> Task goal: Note how many lines contain "puede" and give that number, with nothing else.

> Material for this task:
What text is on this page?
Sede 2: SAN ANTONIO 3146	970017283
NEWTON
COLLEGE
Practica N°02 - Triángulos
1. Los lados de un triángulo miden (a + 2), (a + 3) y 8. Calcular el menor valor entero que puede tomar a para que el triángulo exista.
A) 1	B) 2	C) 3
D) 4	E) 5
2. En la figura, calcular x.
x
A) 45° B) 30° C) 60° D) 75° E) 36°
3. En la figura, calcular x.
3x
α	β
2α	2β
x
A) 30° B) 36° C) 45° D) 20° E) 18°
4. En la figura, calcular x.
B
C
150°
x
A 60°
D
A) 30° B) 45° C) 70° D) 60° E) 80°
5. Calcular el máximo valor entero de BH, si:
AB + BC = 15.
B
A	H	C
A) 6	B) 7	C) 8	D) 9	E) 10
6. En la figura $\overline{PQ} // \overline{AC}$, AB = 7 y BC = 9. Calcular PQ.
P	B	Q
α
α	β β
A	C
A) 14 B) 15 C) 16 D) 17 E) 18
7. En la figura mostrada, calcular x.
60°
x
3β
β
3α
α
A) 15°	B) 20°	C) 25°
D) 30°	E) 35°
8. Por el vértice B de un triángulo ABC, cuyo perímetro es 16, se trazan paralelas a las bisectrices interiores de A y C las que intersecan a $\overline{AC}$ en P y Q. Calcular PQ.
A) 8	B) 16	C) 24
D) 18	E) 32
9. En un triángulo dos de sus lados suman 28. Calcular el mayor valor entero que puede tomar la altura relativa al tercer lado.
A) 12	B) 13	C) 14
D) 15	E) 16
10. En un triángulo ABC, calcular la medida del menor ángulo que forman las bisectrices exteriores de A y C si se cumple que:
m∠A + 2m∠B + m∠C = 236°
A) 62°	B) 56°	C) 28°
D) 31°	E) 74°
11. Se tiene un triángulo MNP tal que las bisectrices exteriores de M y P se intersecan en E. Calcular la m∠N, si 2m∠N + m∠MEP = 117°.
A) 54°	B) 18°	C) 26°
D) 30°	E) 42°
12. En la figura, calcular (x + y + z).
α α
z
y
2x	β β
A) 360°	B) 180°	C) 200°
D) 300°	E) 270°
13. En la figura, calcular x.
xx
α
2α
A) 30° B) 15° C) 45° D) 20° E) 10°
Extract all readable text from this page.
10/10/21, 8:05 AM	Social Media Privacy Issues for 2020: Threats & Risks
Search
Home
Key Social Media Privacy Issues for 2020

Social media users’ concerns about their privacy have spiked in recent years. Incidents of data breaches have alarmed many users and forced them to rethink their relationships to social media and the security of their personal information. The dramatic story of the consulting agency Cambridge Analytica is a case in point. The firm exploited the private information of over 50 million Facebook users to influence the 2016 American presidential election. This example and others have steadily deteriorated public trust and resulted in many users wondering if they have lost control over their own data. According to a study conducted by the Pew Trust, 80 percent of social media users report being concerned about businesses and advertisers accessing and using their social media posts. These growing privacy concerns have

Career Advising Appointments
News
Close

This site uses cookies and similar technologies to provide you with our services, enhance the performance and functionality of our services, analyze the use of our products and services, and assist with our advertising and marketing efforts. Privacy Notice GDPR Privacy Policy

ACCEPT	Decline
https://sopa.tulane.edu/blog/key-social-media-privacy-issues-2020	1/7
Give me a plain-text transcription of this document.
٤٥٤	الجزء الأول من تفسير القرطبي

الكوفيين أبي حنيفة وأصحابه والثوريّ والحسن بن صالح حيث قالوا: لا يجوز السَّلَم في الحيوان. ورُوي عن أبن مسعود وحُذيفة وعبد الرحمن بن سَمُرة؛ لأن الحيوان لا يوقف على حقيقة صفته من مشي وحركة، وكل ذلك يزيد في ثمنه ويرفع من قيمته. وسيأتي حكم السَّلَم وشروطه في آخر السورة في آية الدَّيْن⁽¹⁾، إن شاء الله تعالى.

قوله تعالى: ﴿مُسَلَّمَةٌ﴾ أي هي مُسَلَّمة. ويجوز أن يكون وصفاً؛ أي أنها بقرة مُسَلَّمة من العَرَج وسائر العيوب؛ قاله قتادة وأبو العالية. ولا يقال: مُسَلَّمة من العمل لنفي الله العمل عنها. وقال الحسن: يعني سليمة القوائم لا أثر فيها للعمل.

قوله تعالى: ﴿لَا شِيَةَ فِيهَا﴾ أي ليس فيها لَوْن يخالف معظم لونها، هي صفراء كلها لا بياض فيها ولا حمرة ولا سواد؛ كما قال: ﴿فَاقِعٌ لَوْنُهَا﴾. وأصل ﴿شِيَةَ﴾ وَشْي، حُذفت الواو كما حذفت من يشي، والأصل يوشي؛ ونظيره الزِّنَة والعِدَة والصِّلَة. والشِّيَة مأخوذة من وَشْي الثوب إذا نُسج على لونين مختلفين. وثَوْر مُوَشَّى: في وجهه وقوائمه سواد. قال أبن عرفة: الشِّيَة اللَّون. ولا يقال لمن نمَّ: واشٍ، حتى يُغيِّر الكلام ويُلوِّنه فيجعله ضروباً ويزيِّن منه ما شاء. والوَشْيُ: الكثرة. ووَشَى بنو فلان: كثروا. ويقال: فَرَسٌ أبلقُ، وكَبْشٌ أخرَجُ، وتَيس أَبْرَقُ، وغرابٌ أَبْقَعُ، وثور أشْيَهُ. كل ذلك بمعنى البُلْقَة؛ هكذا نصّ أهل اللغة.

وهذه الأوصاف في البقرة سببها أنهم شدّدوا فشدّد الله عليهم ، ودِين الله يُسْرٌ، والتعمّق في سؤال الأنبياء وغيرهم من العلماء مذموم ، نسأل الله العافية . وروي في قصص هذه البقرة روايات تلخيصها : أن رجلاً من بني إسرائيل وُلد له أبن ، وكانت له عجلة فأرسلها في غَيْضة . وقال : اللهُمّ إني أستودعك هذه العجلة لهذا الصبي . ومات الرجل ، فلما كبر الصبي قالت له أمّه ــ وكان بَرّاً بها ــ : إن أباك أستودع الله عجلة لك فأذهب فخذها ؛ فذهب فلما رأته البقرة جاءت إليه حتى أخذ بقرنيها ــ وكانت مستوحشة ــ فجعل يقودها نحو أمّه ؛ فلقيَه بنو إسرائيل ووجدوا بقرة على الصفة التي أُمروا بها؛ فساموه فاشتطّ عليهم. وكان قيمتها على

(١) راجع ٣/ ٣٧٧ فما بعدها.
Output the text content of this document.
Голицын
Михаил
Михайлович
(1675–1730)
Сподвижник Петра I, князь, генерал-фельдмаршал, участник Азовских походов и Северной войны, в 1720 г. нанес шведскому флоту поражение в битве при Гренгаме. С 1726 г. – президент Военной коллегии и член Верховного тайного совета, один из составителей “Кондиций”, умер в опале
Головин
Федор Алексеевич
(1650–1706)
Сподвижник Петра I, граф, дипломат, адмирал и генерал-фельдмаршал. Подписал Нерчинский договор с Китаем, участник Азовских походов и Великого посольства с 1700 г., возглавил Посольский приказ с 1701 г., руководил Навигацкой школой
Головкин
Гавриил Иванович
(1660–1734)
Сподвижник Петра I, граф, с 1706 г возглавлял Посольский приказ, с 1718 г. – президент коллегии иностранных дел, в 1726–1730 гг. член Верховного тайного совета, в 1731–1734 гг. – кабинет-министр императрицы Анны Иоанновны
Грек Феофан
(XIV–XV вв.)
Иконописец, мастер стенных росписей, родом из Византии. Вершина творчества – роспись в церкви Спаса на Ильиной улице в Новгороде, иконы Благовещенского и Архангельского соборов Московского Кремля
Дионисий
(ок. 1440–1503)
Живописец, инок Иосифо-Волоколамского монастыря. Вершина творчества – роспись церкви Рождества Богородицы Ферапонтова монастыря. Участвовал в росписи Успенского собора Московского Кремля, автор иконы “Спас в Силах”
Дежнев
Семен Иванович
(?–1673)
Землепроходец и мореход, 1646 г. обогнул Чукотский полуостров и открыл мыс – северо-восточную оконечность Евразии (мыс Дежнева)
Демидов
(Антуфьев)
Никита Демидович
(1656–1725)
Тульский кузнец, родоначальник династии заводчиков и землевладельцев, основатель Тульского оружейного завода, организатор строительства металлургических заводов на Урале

> Full answer: 2